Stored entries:
-- START --
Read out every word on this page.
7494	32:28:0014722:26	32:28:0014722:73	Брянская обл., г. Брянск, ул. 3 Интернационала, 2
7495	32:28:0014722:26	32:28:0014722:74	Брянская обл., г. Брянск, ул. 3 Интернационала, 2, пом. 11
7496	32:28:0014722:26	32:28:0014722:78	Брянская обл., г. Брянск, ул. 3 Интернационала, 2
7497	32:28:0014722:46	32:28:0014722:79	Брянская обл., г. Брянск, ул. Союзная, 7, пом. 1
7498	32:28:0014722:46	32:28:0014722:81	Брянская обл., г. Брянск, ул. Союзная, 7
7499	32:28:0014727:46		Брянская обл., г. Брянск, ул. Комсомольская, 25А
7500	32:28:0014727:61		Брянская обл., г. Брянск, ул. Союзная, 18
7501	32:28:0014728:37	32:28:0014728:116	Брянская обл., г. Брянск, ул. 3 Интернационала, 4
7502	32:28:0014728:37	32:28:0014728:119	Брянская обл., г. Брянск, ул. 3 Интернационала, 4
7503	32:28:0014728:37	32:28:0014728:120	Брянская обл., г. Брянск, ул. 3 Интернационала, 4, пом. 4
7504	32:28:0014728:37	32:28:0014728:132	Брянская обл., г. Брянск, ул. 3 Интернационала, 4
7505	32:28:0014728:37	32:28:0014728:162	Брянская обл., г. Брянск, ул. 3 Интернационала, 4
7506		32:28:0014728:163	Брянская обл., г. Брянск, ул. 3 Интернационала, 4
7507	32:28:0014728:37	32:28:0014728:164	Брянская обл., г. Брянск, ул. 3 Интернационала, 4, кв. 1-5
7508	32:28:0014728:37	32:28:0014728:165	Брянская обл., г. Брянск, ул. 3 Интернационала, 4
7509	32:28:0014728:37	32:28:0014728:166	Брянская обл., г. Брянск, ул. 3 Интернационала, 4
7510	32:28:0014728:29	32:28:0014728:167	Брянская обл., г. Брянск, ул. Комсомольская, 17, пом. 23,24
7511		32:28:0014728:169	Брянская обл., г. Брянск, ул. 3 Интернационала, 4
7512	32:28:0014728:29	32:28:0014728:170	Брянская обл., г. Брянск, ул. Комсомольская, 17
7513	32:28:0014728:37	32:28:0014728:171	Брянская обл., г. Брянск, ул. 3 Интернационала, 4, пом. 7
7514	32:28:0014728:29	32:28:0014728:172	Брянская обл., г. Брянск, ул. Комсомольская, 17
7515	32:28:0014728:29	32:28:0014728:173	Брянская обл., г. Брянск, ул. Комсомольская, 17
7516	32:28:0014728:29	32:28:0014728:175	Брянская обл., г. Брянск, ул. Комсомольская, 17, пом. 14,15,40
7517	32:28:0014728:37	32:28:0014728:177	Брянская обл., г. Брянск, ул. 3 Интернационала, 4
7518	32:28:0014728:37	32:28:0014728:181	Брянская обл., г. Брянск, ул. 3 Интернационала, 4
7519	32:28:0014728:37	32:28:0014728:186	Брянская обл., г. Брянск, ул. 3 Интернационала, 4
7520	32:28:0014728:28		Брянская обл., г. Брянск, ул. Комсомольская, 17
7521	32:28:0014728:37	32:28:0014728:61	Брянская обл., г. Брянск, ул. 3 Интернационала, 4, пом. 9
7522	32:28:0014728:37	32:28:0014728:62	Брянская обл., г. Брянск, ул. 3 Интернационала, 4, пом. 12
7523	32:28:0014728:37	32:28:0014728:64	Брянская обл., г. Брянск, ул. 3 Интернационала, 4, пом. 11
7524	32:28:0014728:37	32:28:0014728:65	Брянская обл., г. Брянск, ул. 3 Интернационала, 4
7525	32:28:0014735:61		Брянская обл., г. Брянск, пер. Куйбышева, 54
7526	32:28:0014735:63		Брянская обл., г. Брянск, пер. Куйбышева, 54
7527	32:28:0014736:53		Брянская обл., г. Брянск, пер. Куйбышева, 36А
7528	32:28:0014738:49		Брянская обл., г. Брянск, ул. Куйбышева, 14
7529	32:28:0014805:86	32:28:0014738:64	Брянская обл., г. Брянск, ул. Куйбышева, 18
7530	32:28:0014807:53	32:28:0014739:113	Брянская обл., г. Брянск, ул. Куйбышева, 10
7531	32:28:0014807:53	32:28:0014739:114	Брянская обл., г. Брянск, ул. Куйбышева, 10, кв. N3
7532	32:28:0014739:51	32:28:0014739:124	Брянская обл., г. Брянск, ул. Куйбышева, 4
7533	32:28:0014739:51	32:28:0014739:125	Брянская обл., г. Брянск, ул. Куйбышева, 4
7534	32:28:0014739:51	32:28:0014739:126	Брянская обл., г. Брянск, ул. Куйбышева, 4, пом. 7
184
-- END --
Problem → Repeat the preceding lines exactly, please, every one of them.

Reply →
Read out every word on this page.
7494	32:28:0014722:26	32:28:0014722:73	Брянская обл., г. Брянск, ул. 3 Интернационала, 2
7495	32:28:0014722:26	32:28:0014722:74	Брянская обл., г. Брянск, ул. 3 Интернационала, 2, пом. 11
7496	32:28:0014722:26	32:28:0014722:78	Брянская обл., г. Брянск, ул. 3 Интернационала, 2
7497	32:28:0014722:46	32:28:0014722:79	Брянская обл., г. Брянск, ул. Союзная, 7, пом. 1
7498	32:28:0014722:46	32:28:0014722:81	Брянская обл., г. Брянск, ул. Союзная, 7
7499	32:28:0014727:46		Брянская обл., г. Брянск, ул. Комсомольская, 25А
7500	32:28:0014727:61		Брянская обл., г. Брянск, ул. Союзная, 18
7501	32:28:0014728:37	32:28:0014728:116	Брянская обл., г. Брянск, ул. 3 Интернационала, 4
7502	32:28:0014728:37	32:28:0014728:119	Брянская обл., г. Брянск, ул. 3 Интернационала, 4
7503	32:28:0014728:37	32:28:0014728:120	Брянская обл., г. Брянск, ул. 3 Интернационала, 4, пом. 4
7504	32:28:0014728:37	32:28:0014728:132	Брянская обл., г. Брянск, ул. 3 Интернационала, 4
7505	32:28:0014728:37	32:28:0014728:162	Брянская обл., г. Брянск, ул. 3 Интернационала, 4
7506		32:28:0014728:163	Брянская обл., г. Брянск, ул. 3 Интернационала, 4
7507	32:28:0014728:37	32:28:0014728:164	Брянская обл., г. Брянск, ул. 3 Интернационала, 4, кв. 1-5
7508	32:28:0014728:37	32:28:0014728:165	Брянская обл., г. Брянск, ул. 3 Интернационала, 4
7509	32:28:0014728:37	32:28:0014728:166	Брянская обл., г. Брянск, ул. 3 Интернационала, 4
7510	32:28:0014728:29	32:28:0014728:167	Брянская обл., г. Брянск, ул. Комсомольская, 17, пом. 23,24
7511		32:28:0014728:169	Брянская обл., г. Брянск, ул. 3 Интернационала, 4
7512	32:28:0014728:29	32:28:0014728:170	Брянская обл., г. Брянск, ул. Комсомольская, 17
7513	32:28:0014728:37	32:28:0014728:171	Брянская обл., г. Брянск, ул. 3 Интернационала, 4, пом. 7
7514	32:28:0014728:29	32:28:0014728:172	Брянская обл., г. Брянск, ул. Комсомольская, 17
7515	32:28:0014728:29	32:28:0014728:173	Брянская обл., г. Брянск, ул. Комсомольская, 17
7516	32:28:0014728:29	32:28:0014728:175	Брянская обл., г. Брянск, ул. Комсомольская, 17, пом. 14,15,40
7517	32:28:0014728:37	32:28:0014728:177	Брянская обл., г. Брянск, ул. 3 Интернационала, 4
7518	32:28:0014728:37	32:28:0014728:181	Брянская обл., г. Брянск, ул. 3 Интернационала, 4
7519	32:28:0014728:37	32:28:0014728:186	Брянская обл., г. Брянск, ул. 3 Интернационала, 4
7520	32:28:0014728:28		Брянская обл., г. Брянск, ул. Комсомольская, 17
7521	32:28:0014728:37	32:28:0014728:61	Брянская обл., г. Брянск, ул. 3 Интернационала, 4, пом. 9
7522	32:28:0014728:37	32:28:0014728:62	Брянская обл., г. Брянск, ул. 3 Интернационала, 4, пом. 12
7523	32:28:0014728:37	32:28:0014728:64	Брянская обл., г. Брянск, ул. 3 Интернационала, 4, пом. 11
7524	32:28:0014728:37	32:28:0014728:65	Брянская обл., г. Брянск, ул. 3 Интернационала, 4
7525	32:28:0014735:61		Брянская обл., г. Брянск, пер. Куйбышева, 54
7526	32:28:0014735:63		Брянская обл., г. Брянск, пер. Куйбышева, 54
7527	32:28:0014736:53		Брянская обл., г. Брянск, пер. Куйбышева, 36А
7528	32:28:0014738:49		Брянская обл., г. Брянск, ул. Куйбышева, 14
7529	32:28:0014805:86	32:28:0014738:64	Брянская обл., г. Брянск, ул. Куйбышева, 18
7530	32:28:0014807:53	32:28:0014739:113	Брянская обл., г. Брянск, ул. Куйбышева, 10
7531	32:28:0014807:53	32:28:0014739:114	Брянская обл., г. Брянск, ул. Куйбышева, 10, кв. N3
7532	32:28:0014739:51	32:28:0014739:124	Брянская обл., г. Брянск, ул. Куйбышева, 4
7533	32:28:0014739:51	32:28:0014739:125	Брянская обл., г. Брянск, ул. Куйбышева, 4
7534	32:28:0014739:51	32:28:0014739:126	Брянская обл., г. Брянск, ул. Куйбышева, 4, пом. 7
184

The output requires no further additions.